- _What to work on_: Return a copy of every line in the records that includes the word "type".

─── Material for this task ───

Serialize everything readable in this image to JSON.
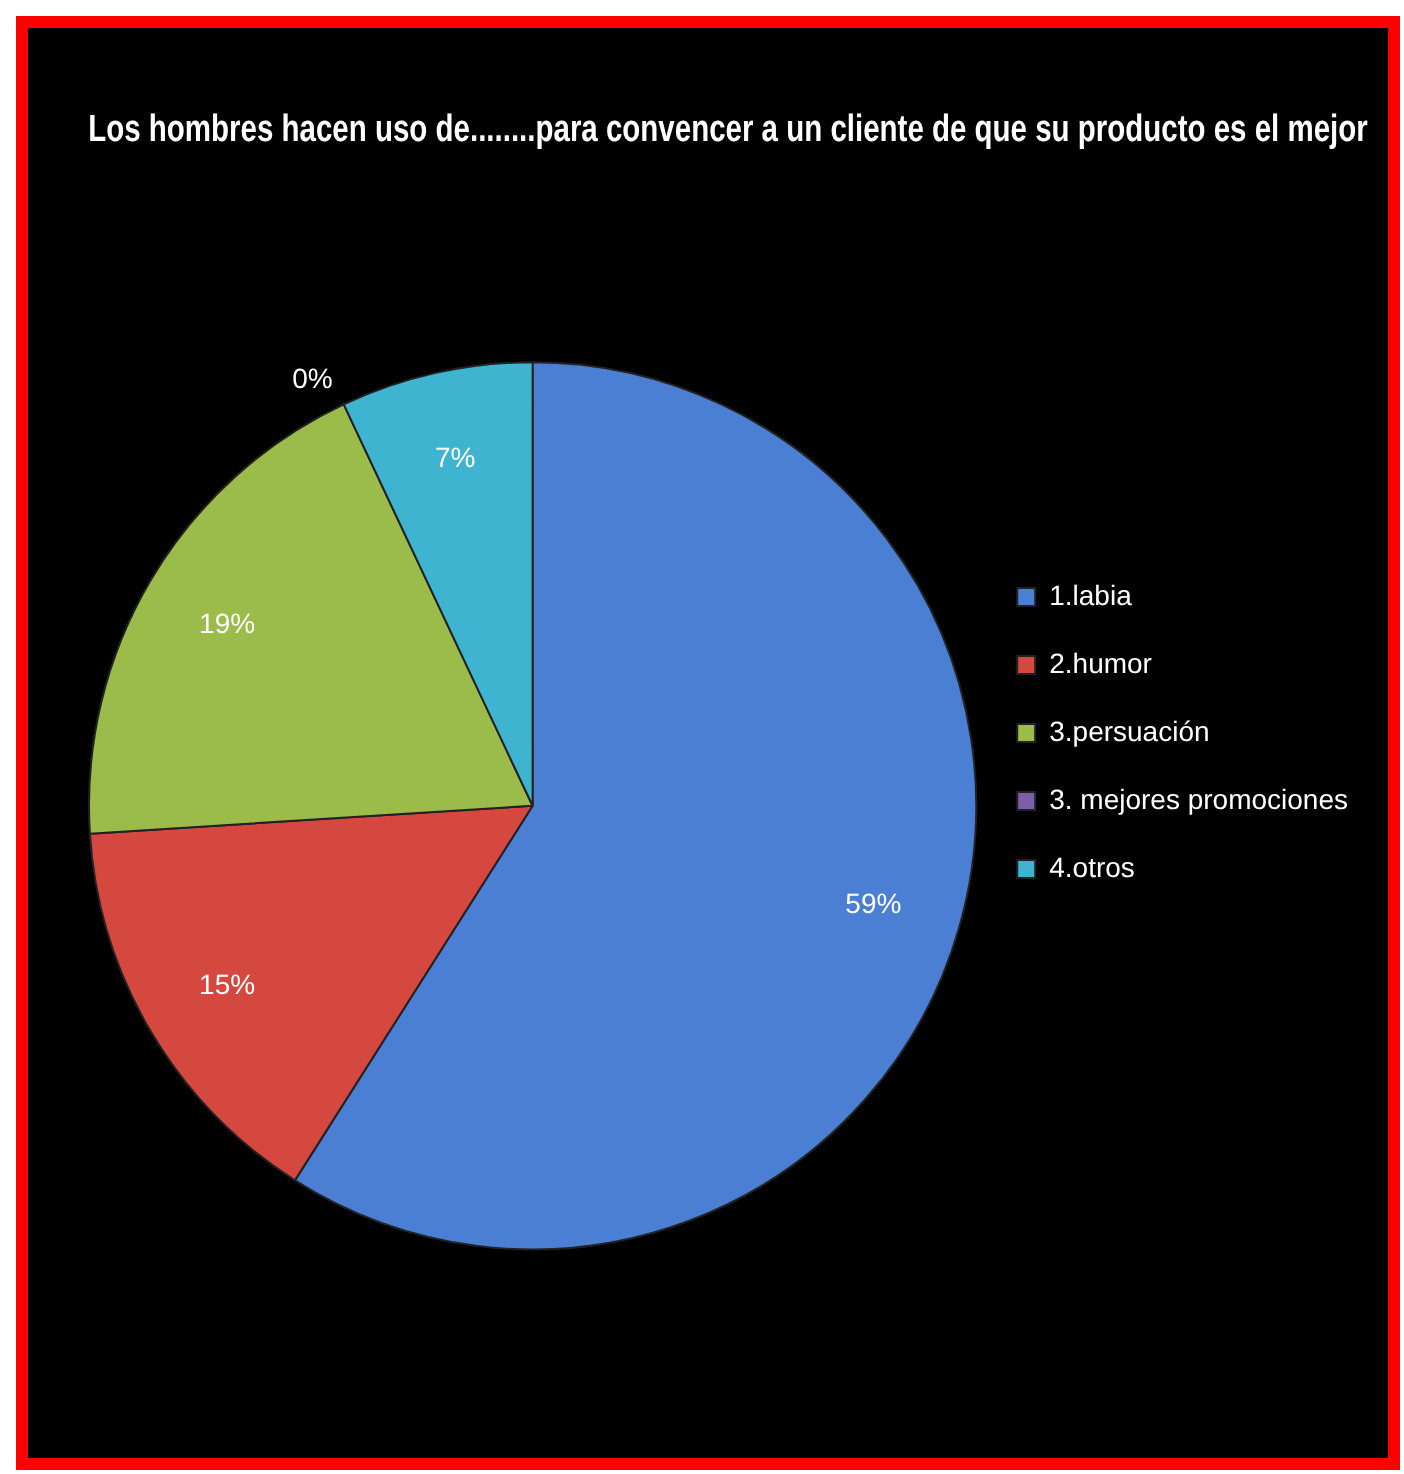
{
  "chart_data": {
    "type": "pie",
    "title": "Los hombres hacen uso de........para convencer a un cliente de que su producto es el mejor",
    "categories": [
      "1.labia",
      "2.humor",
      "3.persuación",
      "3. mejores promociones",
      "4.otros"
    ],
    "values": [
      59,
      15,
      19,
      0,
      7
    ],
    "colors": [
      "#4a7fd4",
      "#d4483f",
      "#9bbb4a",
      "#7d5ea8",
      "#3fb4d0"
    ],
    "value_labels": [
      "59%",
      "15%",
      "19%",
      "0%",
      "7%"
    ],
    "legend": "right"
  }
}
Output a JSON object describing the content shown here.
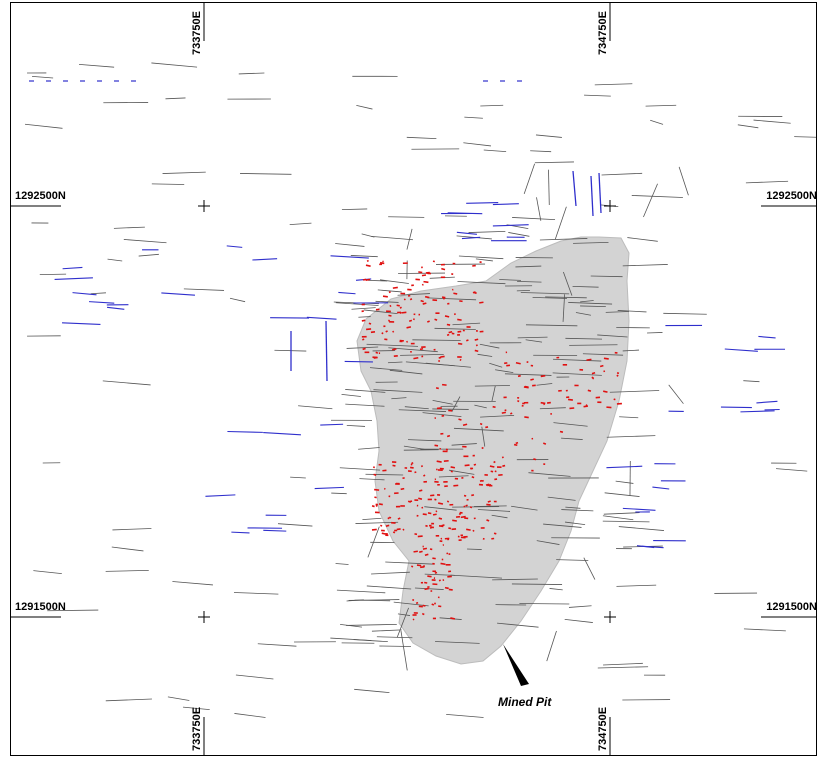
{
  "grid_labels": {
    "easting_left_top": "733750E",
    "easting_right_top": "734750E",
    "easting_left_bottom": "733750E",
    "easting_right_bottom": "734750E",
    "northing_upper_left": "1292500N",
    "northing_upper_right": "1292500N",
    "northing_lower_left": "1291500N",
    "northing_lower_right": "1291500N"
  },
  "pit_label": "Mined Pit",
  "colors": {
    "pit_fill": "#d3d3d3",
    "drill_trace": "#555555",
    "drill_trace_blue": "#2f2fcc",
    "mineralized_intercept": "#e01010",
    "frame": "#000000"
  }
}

───
─── Material for this task ───

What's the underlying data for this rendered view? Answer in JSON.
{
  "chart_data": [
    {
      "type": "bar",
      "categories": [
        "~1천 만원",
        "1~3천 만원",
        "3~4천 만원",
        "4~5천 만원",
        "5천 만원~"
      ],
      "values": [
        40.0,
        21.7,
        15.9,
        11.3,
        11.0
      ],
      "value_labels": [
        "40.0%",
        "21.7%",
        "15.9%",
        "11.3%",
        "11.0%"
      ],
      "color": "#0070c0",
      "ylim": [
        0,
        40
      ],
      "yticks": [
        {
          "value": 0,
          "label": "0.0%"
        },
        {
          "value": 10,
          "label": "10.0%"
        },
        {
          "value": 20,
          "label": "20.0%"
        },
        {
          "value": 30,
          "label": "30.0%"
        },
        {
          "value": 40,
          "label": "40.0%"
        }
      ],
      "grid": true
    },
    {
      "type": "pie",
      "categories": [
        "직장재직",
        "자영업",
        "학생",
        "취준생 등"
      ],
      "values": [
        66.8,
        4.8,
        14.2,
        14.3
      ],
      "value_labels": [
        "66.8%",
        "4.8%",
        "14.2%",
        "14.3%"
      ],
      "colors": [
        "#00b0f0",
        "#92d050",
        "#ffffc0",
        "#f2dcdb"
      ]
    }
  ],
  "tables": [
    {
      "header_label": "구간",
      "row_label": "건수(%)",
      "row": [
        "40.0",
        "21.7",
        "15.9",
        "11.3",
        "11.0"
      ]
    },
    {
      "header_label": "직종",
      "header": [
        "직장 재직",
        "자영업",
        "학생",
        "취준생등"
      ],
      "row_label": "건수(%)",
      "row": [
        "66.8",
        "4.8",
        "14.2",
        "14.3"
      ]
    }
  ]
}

───
─── Material for this task ───

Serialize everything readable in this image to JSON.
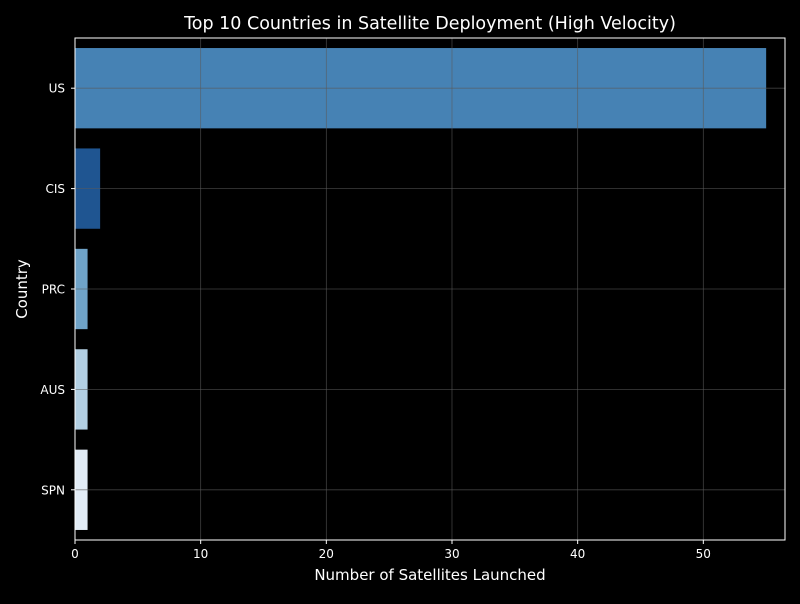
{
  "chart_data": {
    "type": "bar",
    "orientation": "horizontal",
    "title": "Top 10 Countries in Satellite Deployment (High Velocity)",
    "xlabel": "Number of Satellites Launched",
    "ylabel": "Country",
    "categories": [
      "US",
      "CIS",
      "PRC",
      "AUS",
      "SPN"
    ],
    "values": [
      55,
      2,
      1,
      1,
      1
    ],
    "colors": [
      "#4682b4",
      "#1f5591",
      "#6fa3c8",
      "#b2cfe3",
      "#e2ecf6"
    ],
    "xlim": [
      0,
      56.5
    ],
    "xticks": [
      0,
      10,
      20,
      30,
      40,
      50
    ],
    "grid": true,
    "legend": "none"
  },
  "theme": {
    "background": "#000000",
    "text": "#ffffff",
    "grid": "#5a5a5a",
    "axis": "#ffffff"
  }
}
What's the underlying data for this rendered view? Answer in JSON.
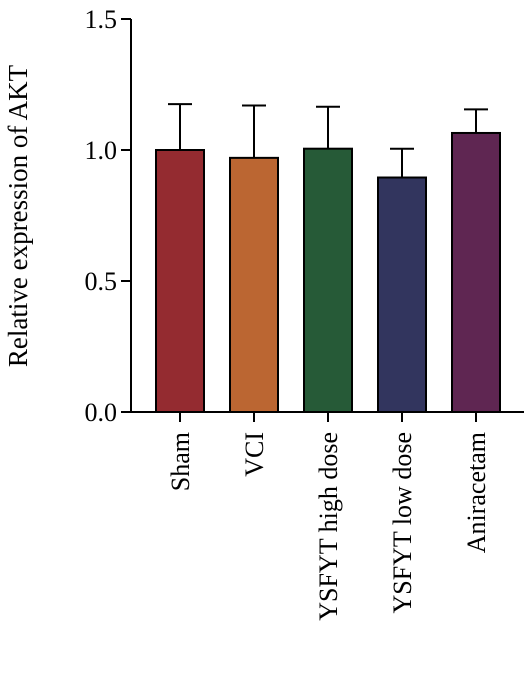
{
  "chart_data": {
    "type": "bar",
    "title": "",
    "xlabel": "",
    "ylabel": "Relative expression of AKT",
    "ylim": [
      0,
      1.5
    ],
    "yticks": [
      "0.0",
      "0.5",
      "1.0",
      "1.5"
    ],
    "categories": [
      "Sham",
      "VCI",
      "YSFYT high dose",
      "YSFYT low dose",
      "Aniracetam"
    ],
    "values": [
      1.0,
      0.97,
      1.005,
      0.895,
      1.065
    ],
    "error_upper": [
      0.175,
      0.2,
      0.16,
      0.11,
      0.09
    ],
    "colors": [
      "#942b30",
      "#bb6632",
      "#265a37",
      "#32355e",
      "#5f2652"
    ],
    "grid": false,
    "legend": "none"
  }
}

───

- _Output of the exercise_:
    "type": "pie",
      "type": "bar",
      "type": "pie",
    "type": "bar",
    "type": "bar",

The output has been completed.